Exercise brief: Reproduce the records word for word, from their first line through the line containing "smiley-eye: [68, 347, 70, 349]", with both of those lines included.

## Start

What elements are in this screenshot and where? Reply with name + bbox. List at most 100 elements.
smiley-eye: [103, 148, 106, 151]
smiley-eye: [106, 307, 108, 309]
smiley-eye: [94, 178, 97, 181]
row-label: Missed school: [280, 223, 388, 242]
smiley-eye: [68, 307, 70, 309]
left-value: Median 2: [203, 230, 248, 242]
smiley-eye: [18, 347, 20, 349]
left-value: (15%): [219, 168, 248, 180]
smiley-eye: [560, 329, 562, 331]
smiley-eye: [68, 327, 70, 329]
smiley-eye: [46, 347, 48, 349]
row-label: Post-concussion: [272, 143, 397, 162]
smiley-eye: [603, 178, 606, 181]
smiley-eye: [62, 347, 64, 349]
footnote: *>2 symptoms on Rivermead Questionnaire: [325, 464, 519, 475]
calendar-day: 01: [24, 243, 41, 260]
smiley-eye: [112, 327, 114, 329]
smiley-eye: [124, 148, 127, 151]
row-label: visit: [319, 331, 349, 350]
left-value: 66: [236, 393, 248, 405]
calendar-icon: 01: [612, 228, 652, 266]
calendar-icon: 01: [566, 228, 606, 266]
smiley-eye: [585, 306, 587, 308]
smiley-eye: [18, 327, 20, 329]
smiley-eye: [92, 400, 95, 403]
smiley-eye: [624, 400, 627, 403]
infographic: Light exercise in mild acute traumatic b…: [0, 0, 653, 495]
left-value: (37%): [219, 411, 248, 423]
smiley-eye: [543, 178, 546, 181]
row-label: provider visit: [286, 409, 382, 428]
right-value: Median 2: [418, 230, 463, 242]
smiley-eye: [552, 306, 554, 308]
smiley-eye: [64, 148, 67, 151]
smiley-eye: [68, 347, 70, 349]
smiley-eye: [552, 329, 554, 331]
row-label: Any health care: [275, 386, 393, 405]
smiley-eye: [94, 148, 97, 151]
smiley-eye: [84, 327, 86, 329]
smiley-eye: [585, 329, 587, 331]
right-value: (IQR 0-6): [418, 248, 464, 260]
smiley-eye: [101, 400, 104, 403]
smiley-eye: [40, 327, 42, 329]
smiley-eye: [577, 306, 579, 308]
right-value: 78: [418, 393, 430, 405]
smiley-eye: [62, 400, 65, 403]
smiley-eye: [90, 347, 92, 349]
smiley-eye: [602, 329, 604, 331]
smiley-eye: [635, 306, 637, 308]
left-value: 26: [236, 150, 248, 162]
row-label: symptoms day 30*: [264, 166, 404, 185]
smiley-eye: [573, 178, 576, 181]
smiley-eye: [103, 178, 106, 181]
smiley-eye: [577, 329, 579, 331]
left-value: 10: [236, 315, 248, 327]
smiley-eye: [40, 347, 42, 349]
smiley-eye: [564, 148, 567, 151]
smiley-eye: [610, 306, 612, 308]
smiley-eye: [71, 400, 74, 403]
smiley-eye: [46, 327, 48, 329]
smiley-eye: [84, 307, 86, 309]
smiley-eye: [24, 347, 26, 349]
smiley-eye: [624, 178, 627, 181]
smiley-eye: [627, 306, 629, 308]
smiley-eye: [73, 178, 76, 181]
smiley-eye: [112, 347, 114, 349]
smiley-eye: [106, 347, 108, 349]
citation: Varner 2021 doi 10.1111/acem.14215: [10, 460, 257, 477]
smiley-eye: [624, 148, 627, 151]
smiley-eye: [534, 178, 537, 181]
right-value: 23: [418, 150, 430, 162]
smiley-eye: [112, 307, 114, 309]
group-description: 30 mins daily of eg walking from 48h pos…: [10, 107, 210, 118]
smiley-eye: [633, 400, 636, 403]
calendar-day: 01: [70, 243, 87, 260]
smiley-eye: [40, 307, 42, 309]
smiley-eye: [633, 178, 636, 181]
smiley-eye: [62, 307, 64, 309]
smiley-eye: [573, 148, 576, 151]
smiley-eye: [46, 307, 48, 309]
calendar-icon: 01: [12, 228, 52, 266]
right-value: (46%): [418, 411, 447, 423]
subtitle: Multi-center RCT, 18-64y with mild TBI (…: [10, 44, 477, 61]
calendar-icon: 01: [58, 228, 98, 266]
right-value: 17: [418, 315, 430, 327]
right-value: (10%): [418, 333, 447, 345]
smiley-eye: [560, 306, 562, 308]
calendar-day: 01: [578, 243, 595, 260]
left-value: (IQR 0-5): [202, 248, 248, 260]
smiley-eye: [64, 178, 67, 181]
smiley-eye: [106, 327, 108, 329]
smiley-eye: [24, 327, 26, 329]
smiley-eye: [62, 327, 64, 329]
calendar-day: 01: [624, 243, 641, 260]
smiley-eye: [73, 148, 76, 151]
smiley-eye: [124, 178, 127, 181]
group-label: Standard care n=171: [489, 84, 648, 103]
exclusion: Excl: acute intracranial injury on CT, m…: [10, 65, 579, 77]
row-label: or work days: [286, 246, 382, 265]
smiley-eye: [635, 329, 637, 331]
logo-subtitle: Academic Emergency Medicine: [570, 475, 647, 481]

## End

Response:
What elements are in this screenshot and where? Reply with name + bbox. List at most 100 elements.
smiley-eye: [103, 148, 106, 151]
smiley-eye: [106, 307, 108, 309]
smiley-eye: [94, 178, 97, 181]
row-label: Missed school: [280, 223, 388, 242]
smiley-eye: [68, 307, 70, 309]
left-value: Median 2: [203, 230, 248, 242]
smiley-eye: [18, 347, 20, 349]
left-value: (15%): [219, 168, 248, 180]
smiley-eye: [560, 329, 562, 331]
smiley-eye: [68, 327, 70, 329]
smiley-eye: [46, 347, 48, 349]
row-label: Post-concussion: [272, 143, 397, 162]
smiley-eye: [603, 178, 606, 181]
smiley-eye: [62, 347, 64, 349]
footnote: *>2 symptoms on Rivermead Questionnaire: [325, 464, 519, 475]
calendar-day: 01: [24, 243, 41, 260]
smiley-eye: [112, 327, 114, 329]
smiley-eye: [124, 148, 127, 151]
row-label: visit: [319, 331, 349, 350]
left-value: 66: [236, 393, 248, 405]
calendar-icon: 01: [612, 228, 652, 266]
calendar-icon: 01: [566, 228, 606, 266]
smiley-eye: [585, 306, 587, 308]
smiley-eye: [18, 327, 20, 329]
smiley-eye: [92, 400, 95, 403]
smiley-eye: [624, 400, 627, 403]
infographic: Light exercise in mild acute traumatic b…: [0, 0, 653, 495]
left-value: (37%): [219, 411, 248, 423]
smiley-eye: [543, 178, 546, 181]
row-label: provider visit: [286, 409, 382, 428]
right-value: Median 2: [418, 230, 463, 242]
smiley-eye: [552, 306, 554, 308]
smiley-eye: [64, 148, 67, 151]
smiley-eye: [68, 347, 70, 349]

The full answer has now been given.